:: Work to be completed ::
Do not include the pictures; repeat the rest of the data exactly.

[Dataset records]
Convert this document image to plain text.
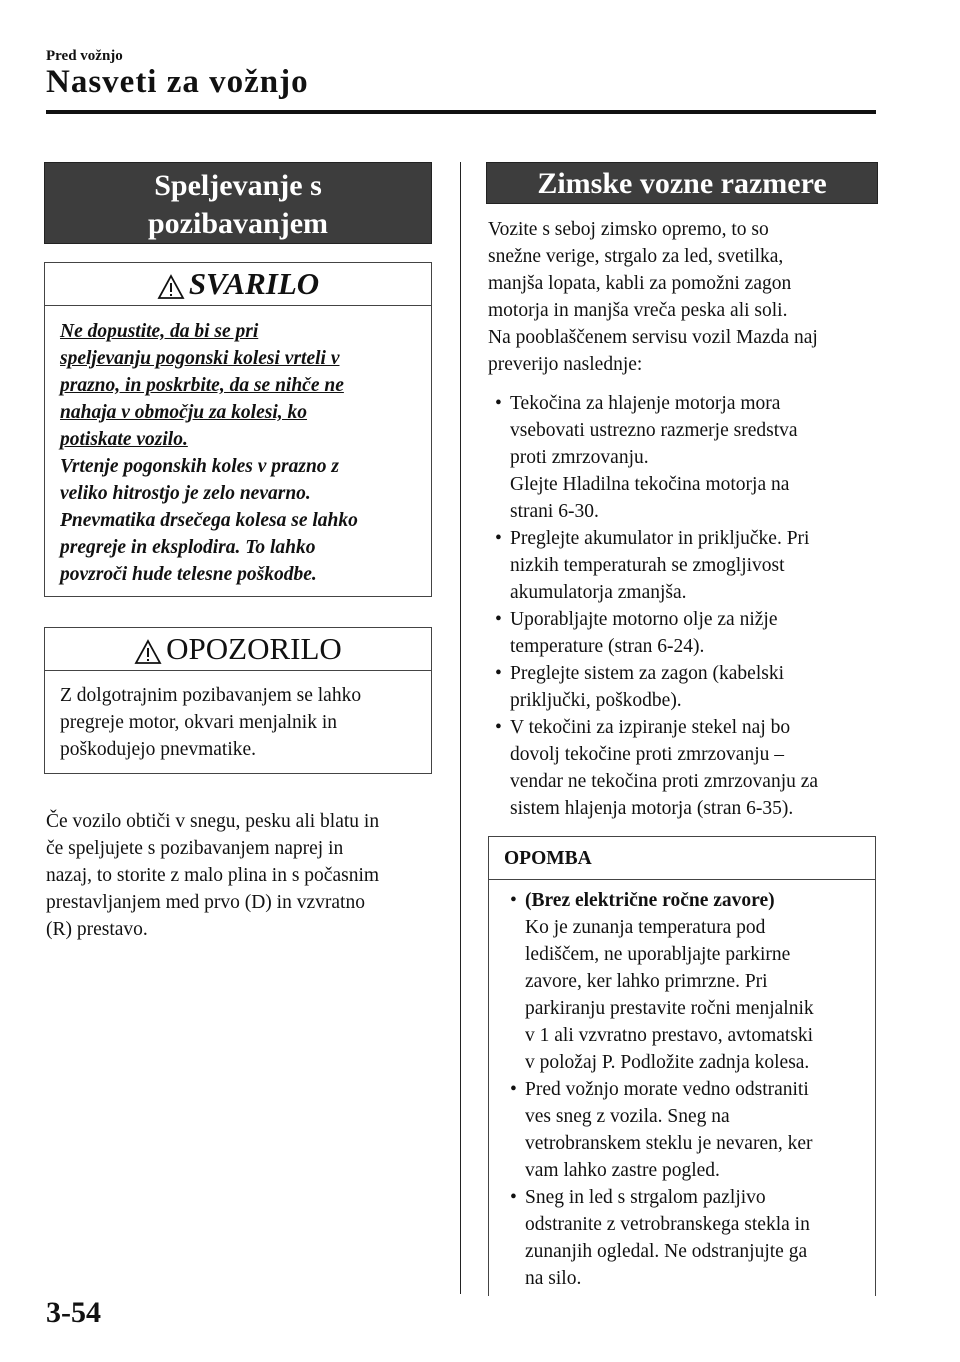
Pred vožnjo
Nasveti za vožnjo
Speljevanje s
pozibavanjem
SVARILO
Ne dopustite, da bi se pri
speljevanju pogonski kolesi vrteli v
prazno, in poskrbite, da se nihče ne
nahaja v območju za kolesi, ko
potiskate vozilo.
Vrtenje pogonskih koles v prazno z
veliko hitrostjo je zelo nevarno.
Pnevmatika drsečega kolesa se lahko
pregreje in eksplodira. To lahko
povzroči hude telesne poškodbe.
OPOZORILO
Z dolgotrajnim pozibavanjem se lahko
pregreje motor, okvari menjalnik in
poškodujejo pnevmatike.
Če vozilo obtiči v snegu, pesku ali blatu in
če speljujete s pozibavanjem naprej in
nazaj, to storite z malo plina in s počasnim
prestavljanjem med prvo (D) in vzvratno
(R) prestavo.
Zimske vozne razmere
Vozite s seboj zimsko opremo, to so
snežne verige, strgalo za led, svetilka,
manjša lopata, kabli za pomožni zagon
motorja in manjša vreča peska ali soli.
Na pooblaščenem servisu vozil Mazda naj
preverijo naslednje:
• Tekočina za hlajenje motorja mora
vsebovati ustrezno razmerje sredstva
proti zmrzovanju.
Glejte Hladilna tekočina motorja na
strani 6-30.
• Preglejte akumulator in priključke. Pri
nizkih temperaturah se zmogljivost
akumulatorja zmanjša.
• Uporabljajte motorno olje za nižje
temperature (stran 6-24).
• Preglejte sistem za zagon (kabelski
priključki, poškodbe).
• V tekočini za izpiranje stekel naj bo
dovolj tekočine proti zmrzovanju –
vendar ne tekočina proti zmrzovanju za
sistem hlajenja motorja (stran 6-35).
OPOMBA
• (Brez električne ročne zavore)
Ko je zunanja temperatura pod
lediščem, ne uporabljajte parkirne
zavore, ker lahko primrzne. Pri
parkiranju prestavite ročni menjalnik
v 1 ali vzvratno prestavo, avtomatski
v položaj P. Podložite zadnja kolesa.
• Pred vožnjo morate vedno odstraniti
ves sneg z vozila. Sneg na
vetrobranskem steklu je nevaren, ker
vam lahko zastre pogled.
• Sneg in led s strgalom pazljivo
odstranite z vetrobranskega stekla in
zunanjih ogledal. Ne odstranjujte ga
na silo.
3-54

:: Complete response ::
Convert this document image to plain text.
Pred vožnjo
Nasveti za vožnjo
Speljevanje s
pozibavanjem
SVARILO
Ne dopustite, da bi se pri
speljevanju pogonski kolesi vrteli v
prazno, in poskrbite, da se nihče ne
nahaja v območju za kolesi, ko
potiskate vozilo.
Vrtenje pogonskih koles v prazno z
veliko hitrostjo je zelo nevarno.
Pnevmatika drsečega kolesa se lahko
pregreje in eksplodira. To lahko
povzroči hude telesne poškodbe.
OPOZORILO
Z dolgotrajnim pozibavanjem se lahko
pregreje motor, okvari menjalnik in
poškodujejo pnevmatike.
Če vozilo obtiči v snegu, pesku ali blatu in
če speljujete s pozibavanjem naprej in
nazaj, to storite z malo plina in s počasnim
prestavljanjem med prvo (D) in vzvratno
(R) prestavo.
Zimske vozne razmere
Vozite s seboj zimsko opremo, to so
snežne verige, strgalo za led, svetilka,
manjša lopata, kabli za pomožni zagon
motorja in manjša vreča peska ali soli.
Na pooblaščenem servisu vozil Mazda naj
preverijo naslednje:
• Tekočina za hlajenje motorja mora
vsebovati ustrezno razmerje sredstva
proti zmrzovanju.
Glejte Hladilna tekočina motorja na
strani 6-30.
• Preglejte akumulator in priključke. Pri
nizkih temperaturah se zmogljivost
akumulatorja zmanjša.
• Uporabljajte motorno olje za nižje
temperature (stran 6-24).
• Preglejte sistem za zagon (kabelski
priključki, poškodbe).
• V tekočini za izpiranje stekel naj bo
dovolj tekočine proti zmrzovanju –
vendar ne tekočina proti zmrzovanju za
sistem hlajenja motorja (stran 6-35).
OPOMBA
• (Brez električne ročne zavore)
Ko je zunanja temperatura pod
lediščem, ne uporabljajte parkirne
zavore, ker lahko primrzne. Pri
parkiranju prestavite ročni menjalnik
v 1 ali vzvratno prestavo, avtomatski
v položaj P. Podložite zadnja kolesa.
• Pred vožnjo morate vedno odstraniti
ves sneg z vozila. Sneg na
vetrobranskem steklu je nevaren, ker
vam lahko zastre pogled.
• Sneg in led s strgalom pazljivo
odstranite z vetrobranskega stekla in
zunanjih ogledal. Ne odstranjujte ga
na silo.
3-54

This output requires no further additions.